#### Records provided

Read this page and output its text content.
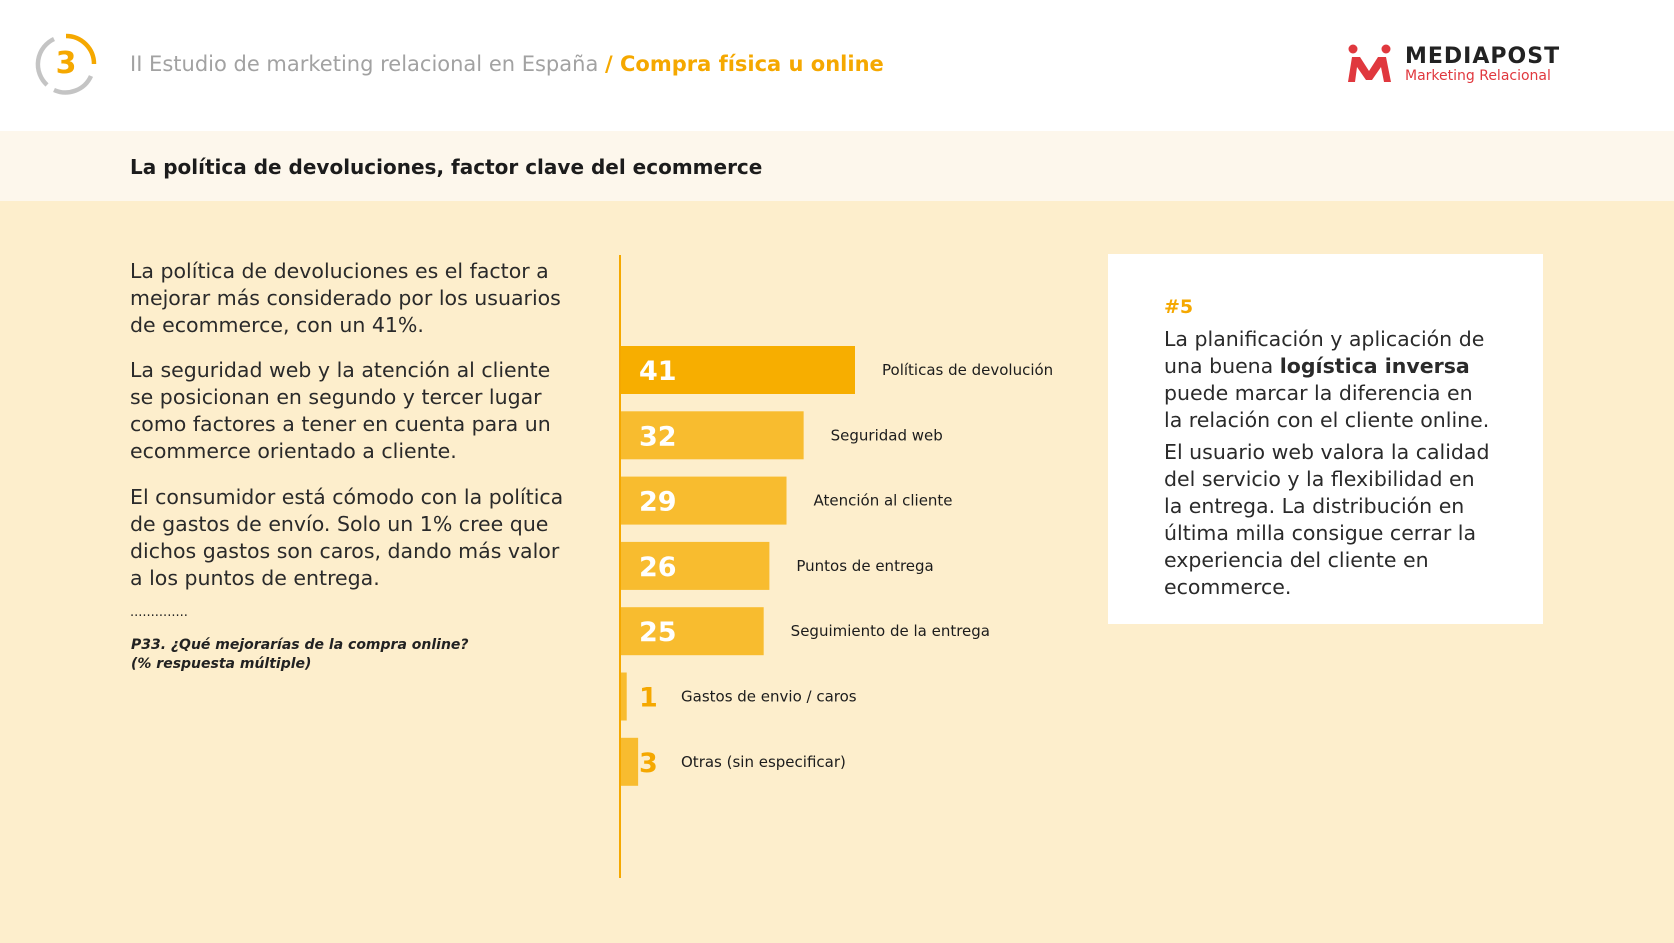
3	II Estudio de marketing relacional en España / Compra física u online	MEDIAPOST
Marketing Relacional
La política de devoluciones, factor clave del ecommerce

La política de devoluciones es el factor a mejorar más considerado por los usuarios de ecommerce, con un 41%.

La seguridad web y la atención al cliente se posicionan en segundo y tercer lugar como factores a tener en cuenta para un ecommerce orientado a cliente.

El consumidor está cómodo con la política de gastos de envío. Solo un 1% cree que dichos gastos son caros, dando más valor a los puntos de entrega.

..............
P33. ¿Qué mejorarías de la compra online?
(% respuesta múltiple)
41	Políticas de devolución
32	Seguridad web
29	Atención al cliente
26	Puntos de entrega
25	Seguimiento de la entrega
1 Gastos de envio / caros
3 Otras (sin especificar)
#5

La planificación y aplicación de una buena logística inversa puede marcar la diferencia en la relación con el cliente online.

El usuario web valora la calidad del servicio y la flexibilidad en la entrega. La distribución en última milla consigue cerrar la experiencia del cliente en ecommerce.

########

Exercise: Images in the records should not be copied. Repeat all the rest exactly.

Completed task:
Read this page and output its text content.
3	II Estudio de marketing relacional en España / Compra física u online	MEDIAPOST
Marketing Relacional
La política de devoluciones, factor clave del ecommerce

La política de devoluciones es el factor a mejorar más considerado por los usuarios de ecommerce, con un 41%.

La seguridad web y la atención al cliente se posicionan en segundo y tercer lugar como factores a tener en cuenta para un ecommerce orientado a cliente.

El consumidor está cómodo con la política de gastos de envío. Solo un 1% cree que dichos gastos son caros, dando más valor a los puntos de entrega.

..............
P33. ¿Qué mejorarías de la compra online?
(% respuesta múltiple)
41	Políticas de devolución
32	Seguridad web
29	Atención al cliente
26	Puntos de entrega
25	Seguimiento de la entrega
1 Gastos de envio / caros
3 Otras (sin especificar)
#5

La planificación y aplicación de una buena logística inversa puede marcar la diferencia en la relación con el cliente online.

El usuario web valora la calidad del servicio y la flexibilidad en la entrega. La distribución en última milla consigue cerrar la experiencia del cliente en ecommerce.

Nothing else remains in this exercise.